**给定原文**
○ ○ ○ ○ ○ ○ ○

Executor 和 Task
Executor 是在 Worker 上启动的为某个 Application 提供专属服务的进程,Task 为 TaskScheduler 提交过来的计算任务。
Worker 在收到启动 Executor 请求后,Woker 会通过 ExecutorRunner 启动一个 ExecutorBackend 进程,我这里以 CoarseGrainedExecutorBackend 为例。
CoarseGrainedExecutorBackend 在 SparkCore 的 org.apache.spark.executor 包下。
Executor
Executor 类关系:
我们先从 CoarseGrainedExecutorBackend 的 main() 方法作为切入点,看看CoarseGrainedExecutorBackend 做了哪些工作:
def main(args: Array[String]) {
var driverUrl: String = null
var executorId: String = null
// ...
var argv = args.toList
while (!argv.isEmpty) {
argv match {
case ("--driver-url") :: value :: tail =>
driverUrl = value
argv = tail
case ("--executor-id") :: value :: tail =>
executorId = value
argv = tail
// ...
}
}
// ...
run(driverUrl, executorId, hostname, cores, appId, workerUrl, userClassPath)
System.exit(0)
}
run() 方法实现细节:
private def run(
driverUrl: String,
executorId: String,
hostname: String,
cores: Int,
appId: String,
workerUrl: Option[String],
userClassPath: Seq[URL]) {
Utils.initDaemon(log)
SparkHadoopUtil.get.runAsSparkUser { () =>
// ...
// 创建 ExecutorEnv
val env = SparkEnv.createExecutorEnv(
driverConf, executorId, hostname, port, cores, cfg.ioEncryptionKey, isLocal = false)
// 设置通信端 CoarseGrainedExecutorBackend
env.rpcEnv.setupEndpoint("Executor", new CoarseGrainedExecutorBackend(
env.rpcEnv, driverUrl, executorId, hostname, cores, userClassPath, env))
workerUrl.foreach { url =>
env.rpcEnv.setupEndpoint("WorkerWatcher", new WorkerWatcher(env.rpcEnv, url))
}
env.rpcEnv.awaitTermination()
SparkHadoopUtil.get.stopCredentialUpdater()
}
}
从上面的代码可以看出,CoarseGrainedExecutorBackend 相当于一个监听器,用于接收并处理集群中传递过来的消息。
接下来,我们看一个 CoarseGrainedExecutorBackend 中一个比较重要的成员变量:
var executor: Executor = null
我们再看看 CoarseGrainedExecutorBackend 的 onStart() 方法做了哪些初始化工作:
override def onStart() {
rpcEnv.asyncSetupEndpointRefByURI(driverUrl).flatMap { ref =>
driver = Some(ref)

○ ○ ○ ○ ○ ○ ○

**问题描述 A**
在讲 Executor 和 Task 的原文里，从含有“Worker 在收到启动 Executor”的地方开始，到“的 org.apache.spark.executor 包下。”为止，把这一段一字不改地给出来。
**问题描述 B**
讲 Executor 和 Task 的原文在哪里停下，就从哪里接着往下写。

**数据内容**

○ ○ ○ ○ ○ ○ ○

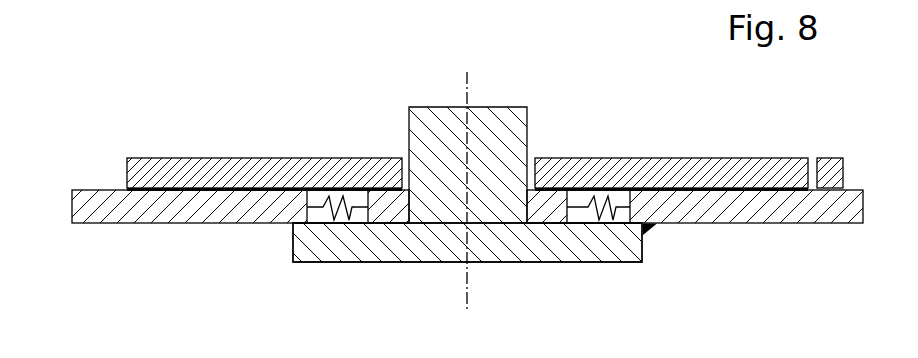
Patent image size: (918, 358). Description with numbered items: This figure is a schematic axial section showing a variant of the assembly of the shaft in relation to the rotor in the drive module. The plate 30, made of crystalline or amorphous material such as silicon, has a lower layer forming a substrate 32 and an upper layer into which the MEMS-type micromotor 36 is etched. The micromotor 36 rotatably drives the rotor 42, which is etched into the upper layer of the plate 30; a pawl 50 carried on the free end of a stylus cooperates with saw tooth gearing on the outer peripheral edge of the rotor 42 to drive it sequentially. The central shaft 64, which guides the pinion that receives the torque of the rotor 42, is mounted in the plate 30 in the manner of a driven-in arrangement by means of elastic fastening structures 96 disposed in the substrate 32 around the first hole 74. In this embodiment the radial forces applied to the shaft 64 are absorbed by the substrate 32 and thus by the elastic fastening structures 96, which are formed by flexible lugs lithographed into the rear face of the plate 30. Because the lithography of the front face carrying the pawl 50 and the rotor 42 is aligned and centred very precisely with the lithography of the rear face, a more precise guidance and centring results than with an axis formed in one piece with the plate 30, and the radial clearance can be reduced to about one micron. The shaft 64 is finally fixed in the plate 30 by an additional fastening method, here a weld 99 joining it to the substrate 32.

○ ○ ○ ○ ○ ○ ○

**练习结果 A**
Worker 在收到启动 Executor 请求后,Woker 会通过 ExecutorRunner 启动一个 ExecutorBackend 进程,我这里以 CoarseGrainedExecutorBackend 为例。
CoarseGrainedExecutorBackend 在 SparkCore 的 org.apache.spark.executor 包下。

**练习结果 B**
// 向 Driver 进行反向注册
// 在 SparkEnv 文章中提到过,这个消息会被 DriverEndpoint 接收
// 在一切顺利的情况下,DriverEndpint 会给我们返回一个 RegisteredExecutor 消息
ref.ask[Boolean](RegisterExecutor(executorId, self, hostname, cores, extractLogUrls))
}(ThreadUtils.sameThread).onComplete {
// 略略略...
}(ThreadUtils.sameThread)
}
既然 CoarseGrainedExecutorBackend 相当于一个监听器,那么接下来,我们就需要看看它会处理哪些消息:
override def receive: PartialFunction[Any, Unit] = {
// 注册成功 Executor
// 相当于延迟初始化
case RegisteredExecutor =>
// 实例化 Executor,真正干活的
executor = new Executor(executorId, hostname, env, userClassPath, isLocal = false)
case RegisterExecutorFailed(message) =>
exitExecutor(1, "Slave registration failed: " + message)
// 启动任务请求
case LaunchTask(data) =>
if (executor == null) {
exitExecutor(1, "Received LaunchTask command but executor was null")
} else {
// 解码
val taskDesc = TaskDescription.decode(data.value)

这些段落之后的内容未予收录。